Each line of the listing must be transcribed exactly, except for the images, which should be excluded.

Dataset items:
[start]

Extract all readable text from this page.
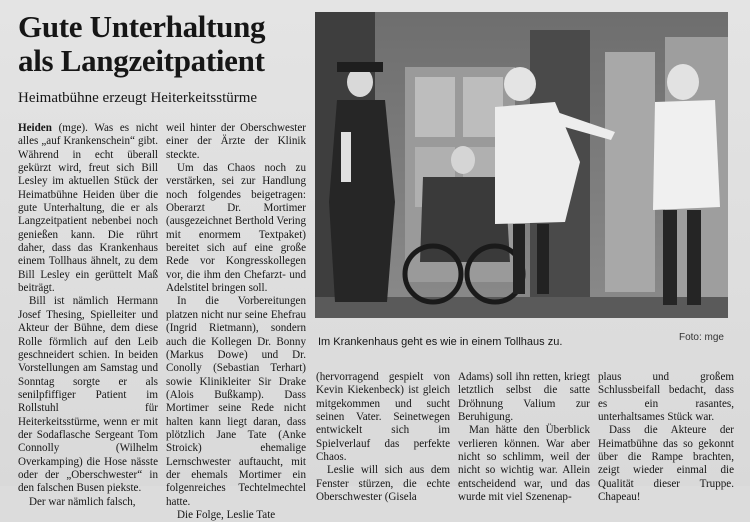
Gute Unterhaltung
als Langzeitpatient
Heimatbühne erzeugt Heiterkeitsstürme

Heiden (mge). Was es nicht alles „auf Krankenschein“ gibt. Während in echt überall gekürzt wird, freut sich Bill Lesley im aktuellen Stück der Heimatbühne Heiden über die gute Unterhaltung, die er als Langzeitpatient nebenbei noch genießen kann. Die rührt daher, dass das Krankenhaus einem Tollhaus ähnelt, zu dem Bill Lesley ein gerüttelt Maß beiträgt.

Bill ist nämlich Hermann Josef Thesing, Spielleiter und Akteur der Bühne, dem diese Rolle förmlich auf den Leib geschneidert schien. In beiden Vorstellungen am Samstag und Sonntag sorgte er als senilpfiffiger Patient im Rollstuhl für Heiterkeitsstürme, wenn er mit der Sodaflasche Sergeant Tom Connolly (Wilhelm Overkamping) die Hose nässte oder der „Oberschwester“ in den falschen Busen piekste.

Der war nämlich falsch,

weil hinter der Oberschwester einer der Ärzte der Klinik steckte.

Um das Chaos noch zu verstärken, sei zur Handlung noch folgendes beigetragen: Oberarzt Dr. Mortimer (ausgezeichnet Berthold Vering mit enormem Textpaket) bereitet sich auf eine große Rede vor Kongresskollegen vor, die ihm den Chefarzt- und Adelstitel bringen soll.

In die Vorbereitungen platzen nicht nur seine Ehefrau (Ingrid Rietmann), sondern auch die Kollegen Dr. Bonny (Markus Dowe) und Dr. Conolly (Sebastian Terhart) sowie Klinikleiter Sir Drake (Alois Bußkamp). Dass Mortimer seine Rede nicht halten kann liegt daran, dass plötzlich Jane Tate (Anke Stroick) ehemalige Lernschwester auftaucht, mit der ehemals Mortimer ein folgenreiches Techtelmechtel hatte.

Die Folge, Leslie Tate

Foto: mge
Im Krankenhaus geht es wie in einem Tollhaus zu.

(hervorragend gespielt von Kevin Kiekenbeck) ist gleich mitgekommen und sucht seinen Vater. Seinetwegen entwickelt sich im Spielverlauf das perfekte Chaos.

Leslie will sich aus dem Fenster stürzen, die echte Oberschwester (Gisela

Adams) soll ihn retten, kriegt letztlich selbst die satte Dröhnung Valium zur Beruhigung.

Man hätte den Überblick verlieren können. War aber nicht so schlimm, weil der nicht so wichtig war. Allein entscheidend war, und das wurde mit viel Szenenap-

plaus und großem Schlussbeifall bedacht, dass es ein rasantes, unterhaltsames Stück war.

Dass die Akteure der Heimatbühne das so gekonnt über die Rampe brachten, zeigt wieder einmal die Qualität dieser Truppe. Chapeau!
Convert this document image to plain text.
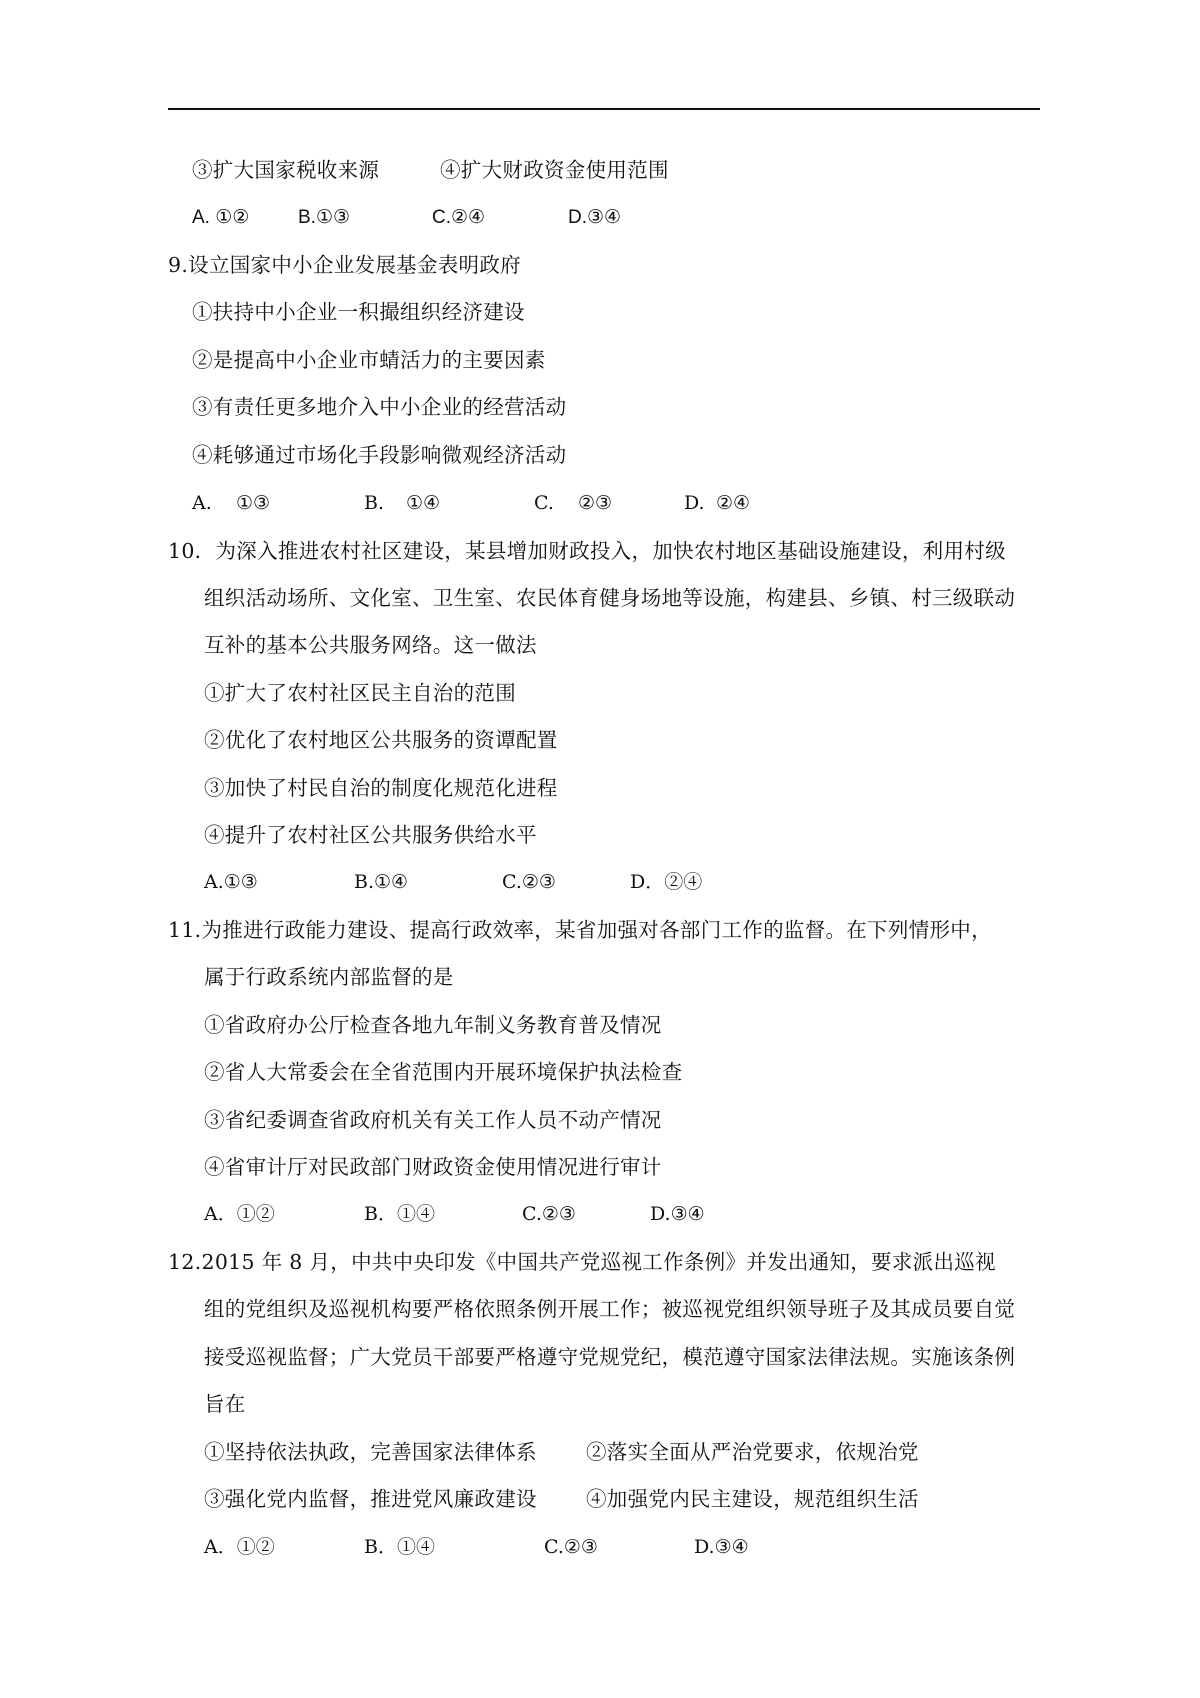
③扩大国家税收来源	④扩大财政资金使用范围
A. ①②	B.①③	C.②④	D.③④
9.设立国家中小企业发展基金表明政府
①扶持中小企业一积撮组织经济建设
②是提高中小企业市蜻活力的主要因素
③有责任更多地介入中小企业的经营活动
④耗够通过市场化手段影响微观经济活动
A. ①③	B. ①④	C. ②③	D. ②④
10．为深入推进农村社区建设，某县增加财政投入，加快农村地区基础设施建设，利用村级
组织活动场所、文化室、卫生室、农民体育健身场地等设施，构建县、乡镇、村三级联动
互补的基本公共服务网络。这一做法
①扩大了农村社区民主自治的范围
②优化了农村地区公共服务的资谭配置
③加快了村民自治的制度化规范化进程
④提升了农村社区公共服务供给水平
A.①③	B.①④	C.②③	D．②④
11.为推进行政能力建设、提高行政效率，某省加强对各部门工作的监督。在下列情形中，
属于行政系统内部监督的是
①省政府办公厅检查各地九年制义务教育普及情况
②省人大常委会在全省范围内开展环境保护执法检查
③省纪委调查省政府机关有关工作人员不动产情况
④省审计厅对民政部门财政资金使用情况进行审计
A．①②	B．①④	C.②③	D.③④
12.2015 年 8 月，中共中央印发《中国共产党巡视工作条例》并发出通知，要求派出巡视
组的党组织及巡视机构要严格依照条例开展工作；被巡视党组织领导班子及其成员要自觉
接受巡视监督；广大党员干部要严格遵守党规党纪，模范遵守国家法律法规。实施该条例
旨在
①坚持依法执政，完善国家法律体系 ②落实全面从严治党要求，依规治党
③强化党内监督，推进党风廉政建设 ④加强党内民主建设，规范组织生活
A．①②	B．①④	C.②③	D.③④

[end]

EXERCISE ANSWER:
Extract all readable text from this page.
Gute Unterhaltung
als Langzeitpatient
Heimatbühne erzeugt Heiterkeitsstürme

Heiden (mge). Was es nicht alles „auf Krankenschein“ gibt. Während in echt überall gekürzt wird, freut sich Bill Lesley im aktuellen Stück der Heimatbühne Heiden über die gute Unterhaltung, die er als Langzeitpatient nebenbei noch genießen kann. Die rührt daher, dass das Krankenhaus einem Tollhaus ähnelt, zu dem Bill Lesley ein gerüttelt Maß beiträgt.

Bill ist nämlich Hermann Josef Thesing, Spielleiter und Akteur der Bühne, dem diese Rolle förmlich auf den Leib geschneidert schien. In beiden Vorstellungen am Samstag und Sonntag sorgte er als senilpfiffiger Patient im Rollstuhl für Heiterkeitsstürme, wenn er mit der Sodaflasche Sergeant Tom Connolly (Wilhelm Overkamping) die Hose nässte oder der „Oberschwester“ in den falschen Busen piekste.

Der war nämlich falsch,

weil hinter der Oberschwester einer der Ärzte der Klinik steckte.

Um das Chaos noch zu verstärken, sei zur Handlung noch folgendes beigetragen: Oberarzt Dr. Mortimer (ausgezeichnet Berthold Vering mit enormem Textpaket) bereitet sich auf eine große Rede vor Kongresskollegen vor, die ihm den Chefarzt- und Adelstitel bringen soll.

In die Vorbereitungen platzen nicht nur seine Ehefrau (Ingrid Rietmann), sondern auch die Kollegen Dr. Bonny (Markus Dowe) und Dr. Conolly (Sebastian Terhart) sowie Klinikleiter Sir Drake (Alois Bußkamp). Dass Mortimer seine Rede nicht halten kann liegt daran, dass plötzlich Jane Tate (Anke Stroick) ehemalige Lernschwester auftaucht, mit der ehemals Mortimer ein folgenreiches Techtelmechtel hatte.

Die Folge, Leslie Tate

Foto: mge
Im Krankenhaus geht es wie in einem Tollhaus zu.

(hervorragend gespielt von Kevin Kiekenbeck) ist gleich mitgekommen und sucht seinen Vater. Seinetwegen entwickelt sich im Spielverlauf das perfekte Chaos.

Leslie will sich aus dem Fenster stürzen, die echte Oberschwester (Gisela

Adams) soll ihn retten, kriegt letztlich selbst die satte Dröhnung Valium zur Beruhigung.

Man hätte den Überblick verlieren können. War aber nicht so schlimm, weil der nicht so wichtig war. Allein entscheidend war, und das wurde mit viel Szenenap-

plaus und großem Schlussbeifall bedacht, dass es ein rasantes, unterhaltsames Stück war.

Dass die Akteure der Heimatbühne das so gekonnt über die Rampe brachten, zeigt wieder einmal die Qualität dieser Truppe. Chapeau!
Convert this document image to plain text.
③扩大国家税收来源	④扩大财政资金使用范围
A. ①②	B.①③	C.②④	D.③④
9.设立国家中小企业发展基金表明政府
①扶持中小企业一积撮组织经济建设
②是提高中小企业市蜻活力的主要因素
③有责任更多地介入中小企业的经营活动
④耗够通过市场化手段影响微观经济活动
A. ①③	B. ①④	C. ②③	D. ②④
10．为深入推进农村社区建设，某县增加财政投入，加快农村地区基础设施建设，利用村级
组织活动场所、文化室、卫生室、农民体育健身场地等设施，构建县、乡镇、村三级联动
互补的基本公共服务网络。这一做法
①扩大了农村社区民主自治的范围
②优化了农村地区公共服务的资谭配置
③加快了村民自治的制度化规范化进程
④提升了农村社区公共服务供给水平
A.①③	B.①④	C.②③	D．②④
11.为推进行政能力建设、提高行政效率，某省加强对各部门工作的监督。在下列情形中，
属于行政系统内部监督的是
①省政府办公厅检查各地九年制义务教育普及情况
②省人大常委会在全省范围内开展环境保护执法检查
③省纪委调查省政府机关有关工作人员不动产情况
④省审计厅对民政部门财政资金使用情况进行审计
A．①②	B．①④	C.②③	D.③④
12.2015 年 8 月，中共中央印发《中国共产党巡视工作条例》并发出通知，要求派出巡视
组的党组织及巡视机构要严格依照条例开展工作；被巡视党组织领导班子及其成员要自觉
接受巡视监督；广大党员干部要严格遵守党规党纪，模范遵守国家法律法规。实施该条例
旨在
①坚持依法执政，完善国家法律体系 ②落实全面从严治党要求，依规治党
③强化党内监督，推进党风廉政建设 ④加强党内民主建设，规范组织生活
A．①②	B．①④	C.②③	D.③④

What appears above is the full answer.